** Required task **
Reproduce verbatim the entries from the line containing "visa-r4: Vu le" up to and including the line containing "article-r5: Art. 5.".

** Record list **
—————
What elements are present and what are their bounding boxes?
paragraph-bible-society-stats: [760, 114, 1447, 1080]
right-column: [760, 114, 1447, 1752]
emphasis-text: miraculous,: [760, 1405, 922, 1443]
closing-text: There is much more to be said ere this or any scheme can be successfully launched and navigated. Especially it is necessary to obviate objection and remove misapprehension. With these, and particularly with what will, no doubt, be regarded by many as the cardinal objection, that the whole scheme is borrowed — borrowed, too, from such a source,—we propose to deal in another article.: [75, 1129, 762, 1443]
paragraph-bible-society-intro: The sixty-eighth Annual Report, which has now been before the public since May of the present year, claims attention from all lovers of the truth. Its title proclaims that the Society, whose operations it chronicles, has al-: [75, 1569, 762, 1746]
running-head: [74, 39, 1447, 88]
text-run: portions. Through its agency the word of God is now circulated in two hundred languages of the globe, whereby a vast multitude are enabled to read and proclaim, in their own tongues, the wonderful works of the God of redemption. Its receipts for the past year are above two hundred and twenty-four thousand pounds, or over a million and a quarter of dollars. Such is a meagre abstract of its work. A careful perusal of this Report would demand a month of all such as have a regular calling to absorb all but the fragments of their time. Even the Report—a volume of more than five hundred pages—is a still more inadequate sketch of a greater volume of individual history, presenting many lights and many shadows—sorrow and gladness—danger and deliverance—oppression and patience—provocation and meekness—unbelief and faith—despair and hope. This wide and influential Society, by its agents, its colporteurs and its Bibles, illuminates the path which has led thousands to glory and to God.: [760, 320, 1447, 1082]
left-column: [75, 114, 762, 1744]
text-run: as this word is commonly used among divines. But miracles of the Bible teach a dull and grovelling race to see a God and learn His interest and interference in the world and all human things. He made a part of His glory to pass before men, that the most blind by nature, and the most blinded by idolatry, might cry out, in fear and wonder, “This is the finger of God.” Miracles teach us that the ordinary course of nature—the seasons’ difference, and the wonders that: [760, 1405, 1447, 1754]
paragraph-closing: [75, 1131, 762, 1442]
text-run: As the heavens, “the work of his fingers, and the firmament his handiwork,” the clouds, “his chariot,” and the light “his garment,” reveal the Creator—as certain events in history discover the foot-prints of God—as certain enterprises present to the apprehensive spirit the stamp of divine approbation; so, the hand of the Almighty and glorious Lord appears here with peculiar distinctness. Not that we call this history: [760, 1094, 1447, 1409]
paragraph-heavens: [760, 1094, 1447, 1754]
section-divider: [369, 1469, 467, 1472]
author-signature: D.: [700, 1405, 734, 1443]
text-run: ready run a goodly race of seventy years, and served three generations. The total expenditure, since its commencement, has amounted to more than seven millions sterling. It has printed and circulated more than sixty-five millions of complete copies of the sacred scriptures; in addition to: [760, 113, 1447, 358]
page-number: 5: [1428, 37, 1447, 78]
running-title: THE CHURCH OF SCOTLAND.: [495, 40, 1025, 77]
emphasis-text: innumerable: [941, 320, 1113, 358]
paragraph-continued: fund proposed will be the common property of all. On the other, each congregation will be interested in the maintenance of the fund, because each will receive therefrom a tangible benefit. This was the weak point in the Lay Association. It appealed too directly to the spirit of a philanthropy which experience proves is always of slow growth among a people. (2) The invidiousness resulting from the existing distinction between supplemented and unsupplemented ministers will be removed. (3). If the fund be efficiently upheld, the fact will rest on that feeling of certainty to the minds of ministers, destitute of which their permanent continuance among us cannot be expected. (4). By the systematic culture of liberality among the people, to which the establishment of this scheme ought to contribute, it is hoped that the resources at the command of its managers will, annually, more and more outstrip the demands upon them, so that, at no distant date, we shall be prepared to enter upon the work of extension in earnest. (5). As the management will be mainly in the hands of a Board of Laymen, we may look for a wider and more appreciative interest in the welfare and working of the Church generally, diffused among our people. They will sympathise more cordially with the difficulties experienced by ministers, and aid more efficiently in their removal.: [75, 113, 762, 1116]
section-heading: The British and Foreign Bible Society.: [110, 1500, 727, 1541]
—————
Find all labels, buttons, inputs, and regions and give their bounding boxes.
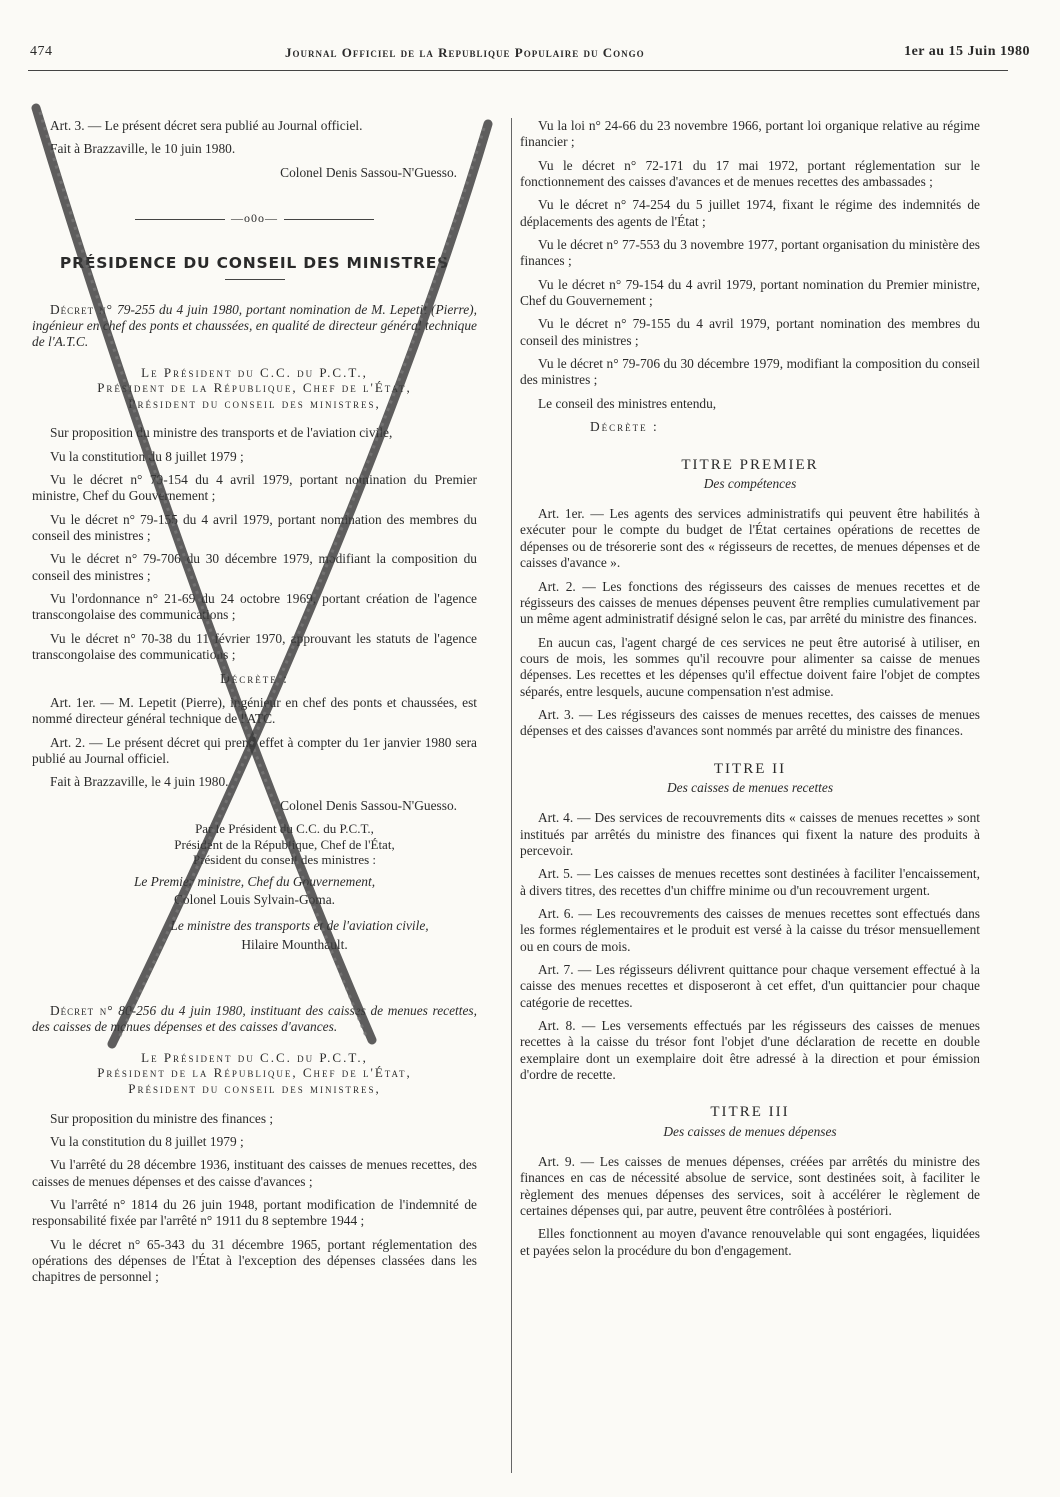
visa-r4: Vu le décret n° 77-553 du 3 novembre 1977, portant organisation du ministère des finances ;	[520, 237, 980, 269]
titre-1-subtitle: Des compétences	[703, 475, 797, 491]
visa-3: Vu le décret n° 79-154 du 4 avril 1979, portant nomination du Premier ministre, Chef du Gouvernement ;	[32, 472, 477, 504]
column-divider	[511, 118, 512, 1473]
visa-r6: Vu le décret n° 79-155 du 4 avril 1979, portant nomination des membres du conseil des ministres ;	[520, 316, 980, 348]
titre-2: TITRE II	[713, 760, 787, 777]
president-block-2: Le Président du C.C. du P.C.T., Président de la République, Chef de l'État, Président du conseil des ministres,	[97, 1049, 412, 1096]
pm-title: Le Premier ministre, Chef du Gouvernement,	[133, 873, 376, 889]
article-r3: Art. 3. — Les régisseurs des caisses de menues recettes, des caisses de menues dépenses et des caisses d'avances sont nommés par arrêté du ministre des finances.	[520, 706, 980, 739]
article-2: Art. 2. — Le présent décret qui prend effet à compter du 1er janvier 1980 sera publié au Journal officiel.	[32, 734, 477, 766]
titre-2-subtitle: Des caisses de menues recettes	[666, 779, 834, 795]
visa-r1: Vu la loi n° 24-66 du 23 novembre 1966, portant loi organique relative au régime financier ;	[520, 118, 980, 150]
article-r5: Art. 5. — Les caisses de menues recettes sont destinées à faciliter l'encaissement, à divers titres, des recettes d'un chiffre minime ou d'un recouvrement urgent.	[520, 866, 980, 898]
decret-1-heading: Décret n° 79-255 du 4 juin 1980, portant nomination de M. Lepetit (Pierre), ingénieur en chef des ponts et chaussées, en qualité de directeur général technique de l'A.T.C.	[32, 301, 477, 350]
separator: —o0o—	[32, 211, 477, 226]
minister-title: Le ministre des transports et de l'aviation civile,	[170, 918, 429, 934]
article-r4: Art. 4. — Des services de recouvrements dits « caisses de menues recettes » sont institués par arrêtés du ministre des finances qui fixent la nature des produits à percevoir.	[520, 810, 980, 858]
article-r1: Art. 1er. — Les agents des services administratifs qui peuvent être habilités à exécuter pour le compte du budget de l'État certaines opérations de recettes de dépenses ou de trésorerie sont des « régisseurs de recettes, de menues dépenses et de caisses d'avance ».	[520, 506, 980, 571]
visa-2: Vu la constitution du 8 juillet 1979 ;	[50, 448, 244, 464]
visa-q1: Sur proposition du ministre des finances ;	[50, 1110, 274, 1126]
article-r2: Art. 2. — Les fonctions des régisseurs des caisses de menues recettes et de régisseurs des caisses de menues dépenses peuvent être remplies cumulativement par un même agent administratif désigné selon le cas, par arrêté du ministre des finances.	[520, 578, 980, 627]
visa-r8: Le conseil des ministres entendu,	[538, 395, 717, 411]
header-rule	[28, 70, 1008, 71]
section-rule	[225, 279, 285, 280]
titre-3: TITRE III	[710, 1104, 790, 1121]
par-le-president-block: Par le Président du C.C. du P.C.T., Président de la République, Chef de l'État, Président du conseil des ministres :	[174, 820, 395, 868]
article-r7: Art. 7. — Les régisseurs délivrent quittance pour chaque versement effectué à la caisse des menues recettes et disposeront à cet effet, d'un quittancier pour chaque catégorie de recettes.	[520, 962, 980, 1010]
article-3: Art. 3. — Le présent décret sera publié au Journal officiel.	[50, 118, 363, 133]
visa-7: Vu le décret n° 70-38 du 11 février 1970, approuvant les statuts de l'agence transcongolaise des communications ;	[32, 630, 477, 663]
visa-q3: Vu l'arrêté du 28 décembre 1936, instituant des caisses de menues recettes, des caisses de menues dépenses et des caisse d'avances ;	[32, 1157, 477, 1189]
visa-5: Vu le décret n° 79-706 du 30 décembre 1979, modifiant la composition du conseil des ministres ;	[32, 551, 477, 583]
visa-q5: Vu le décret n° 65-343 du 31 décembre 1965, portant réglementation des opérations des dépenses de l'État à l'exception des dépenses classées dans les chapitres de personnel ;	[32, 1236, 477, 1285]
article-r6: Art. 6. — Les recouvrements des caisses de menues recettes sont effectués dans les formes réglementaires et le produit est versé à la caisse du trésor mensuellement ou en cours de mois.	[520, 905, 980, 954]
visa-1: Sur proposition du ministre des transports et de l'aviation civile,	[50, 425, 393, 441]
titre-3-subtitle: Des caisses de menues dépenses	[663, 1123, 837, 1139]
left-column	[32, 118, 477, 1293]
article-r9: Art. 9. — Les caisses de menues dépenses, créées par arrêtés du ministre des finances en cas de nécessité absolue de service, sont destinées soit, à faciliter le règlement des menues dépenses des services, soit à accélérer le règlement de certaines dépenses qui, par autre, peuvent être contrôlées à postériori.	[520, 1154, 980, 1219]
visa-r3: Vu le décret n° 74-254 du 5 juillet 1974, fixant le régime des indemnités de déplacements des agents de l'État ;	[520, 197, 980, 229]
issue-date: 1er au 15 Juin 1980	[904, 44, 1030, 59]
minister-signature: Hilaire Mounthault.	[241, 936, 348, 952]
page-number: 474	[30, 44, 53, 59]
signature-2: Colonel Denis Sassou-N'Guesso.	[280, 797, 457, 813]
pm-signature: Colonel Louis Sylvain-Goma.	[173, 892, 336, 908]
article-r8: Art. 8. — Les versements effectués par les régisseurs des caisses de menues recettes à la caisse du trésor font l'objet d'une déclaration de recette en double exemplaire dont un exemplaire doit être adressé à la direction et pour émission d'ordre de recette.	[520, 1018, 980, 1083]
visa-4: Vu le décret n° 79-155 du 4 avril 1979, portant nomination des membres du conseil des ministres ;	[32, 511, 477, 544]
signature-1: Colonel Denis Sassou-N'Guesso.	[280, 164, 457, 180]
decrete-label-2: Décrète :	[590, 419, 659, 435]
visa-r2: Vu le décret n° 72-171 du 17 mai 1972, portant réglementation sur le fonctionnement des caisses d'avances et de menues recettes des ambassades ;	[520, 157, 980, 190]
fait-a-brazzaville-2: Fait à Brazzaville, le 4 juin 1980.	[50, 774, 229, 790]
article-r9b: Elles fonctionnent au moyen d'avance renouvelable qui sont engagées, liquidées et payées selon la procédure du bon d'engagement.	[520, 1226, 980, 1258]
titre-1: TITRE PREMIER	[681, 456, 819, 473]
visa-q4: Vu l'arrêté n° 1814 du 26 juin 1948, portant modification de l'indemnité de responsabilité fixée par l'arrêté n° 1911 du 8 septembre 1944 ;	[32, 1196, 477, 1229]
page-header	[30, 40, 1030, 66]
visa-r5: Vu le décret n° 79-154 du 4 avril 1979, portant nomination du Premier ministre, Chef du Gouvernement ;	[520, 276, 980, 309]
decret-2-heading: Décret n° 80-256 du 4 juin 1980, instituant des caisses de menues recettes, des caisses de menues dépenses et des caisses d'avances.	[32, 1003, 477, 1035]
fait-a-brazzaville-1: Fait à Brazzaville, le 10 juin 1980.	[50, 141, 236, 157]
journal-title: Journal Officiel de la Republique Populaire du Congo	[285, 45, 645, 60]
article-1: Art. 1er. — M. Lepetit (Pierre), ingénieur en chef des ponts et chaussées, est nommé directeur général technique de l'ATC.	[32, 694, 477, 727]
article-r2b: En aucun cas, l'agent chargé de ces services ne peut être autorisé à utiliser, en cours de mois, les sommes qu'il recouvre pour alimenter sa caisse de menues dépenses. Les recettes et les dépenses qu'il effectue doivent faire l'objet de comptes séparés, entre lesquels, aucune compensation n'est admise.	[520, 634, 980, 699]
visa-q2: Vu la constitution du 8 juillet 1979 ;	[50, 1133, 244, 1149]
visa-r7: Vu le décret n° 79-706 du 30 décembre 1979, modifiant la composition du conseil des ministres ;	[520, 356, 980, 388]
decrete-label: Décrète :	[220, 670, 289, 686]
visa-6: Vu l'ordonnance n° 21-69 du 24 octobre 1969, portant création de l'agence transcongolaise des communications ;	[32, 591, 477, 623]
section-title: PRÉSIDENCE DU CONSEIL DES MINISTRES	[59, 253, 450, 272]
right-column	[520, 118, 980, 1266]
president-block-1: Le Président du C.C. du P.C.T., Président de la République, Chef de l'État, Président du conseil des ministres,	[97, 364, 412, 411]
—————
** Written solution **
visa-r4: Vu le décret n° 77-553 du 3 novembre 1977, portant organisation du ministère des finances ;	[520, 237, 980, 269]
titre-1-subtitle: Des compétences	[703, 475, 797, 491]
visa-3: Vu le décret n° 79-154 du 4 avril 1979, portant nomination du Premier ministre, Chef du Gouvernement ;	[32, 472, 477, 504]
column-divider	[511, 118, 512, 1473]
visa-r6: Vu le décret n° 79-155 du 4 avril 1979, portant nomination des membres du conseil des ministres ;	[520, 316, 980, 348]
titre-2: TITRE II	[713, 760, 787, 777]
president-block-2: Le Président du C.C. du P.C.T., Président de la République, Chef de l'État, Président du conseil des ministres,	[97, 1049, 412, 1096]
pm-title: Le Premier ministre, Chef du Gouvernement,	[133, 873, 376, 889]
article-r3: Art. 3. — Les régisseurs des caisses de menues recettes, des caisses de menues dépenses et des caisses d'avances sont nommés par arrêté du ministre des finances.	[520, 706, 980, 739]
article-2: Art. 2. — Le présent décret qui prend effet à compter du 1er janvier 1980 sera publié au Journal officiel.	[32, 734, 477, 766]
titre-2-subtitle: Des caisses de menues recettes	[666, 779, 834, 795]
visa-r1: Vu la loi n° 24-66 du 23 novembre 1966, portant loi organique relative au régime financier ;	[520, 118, 980, 150]
article-r5: Art. 5. — Les caisses de menues recettes sont destinées à faciliter l'encaissement, à divers titres, des recettes d'un chiffre minime ou d'un recouvrement urgent.	[520, 866, 980, 898]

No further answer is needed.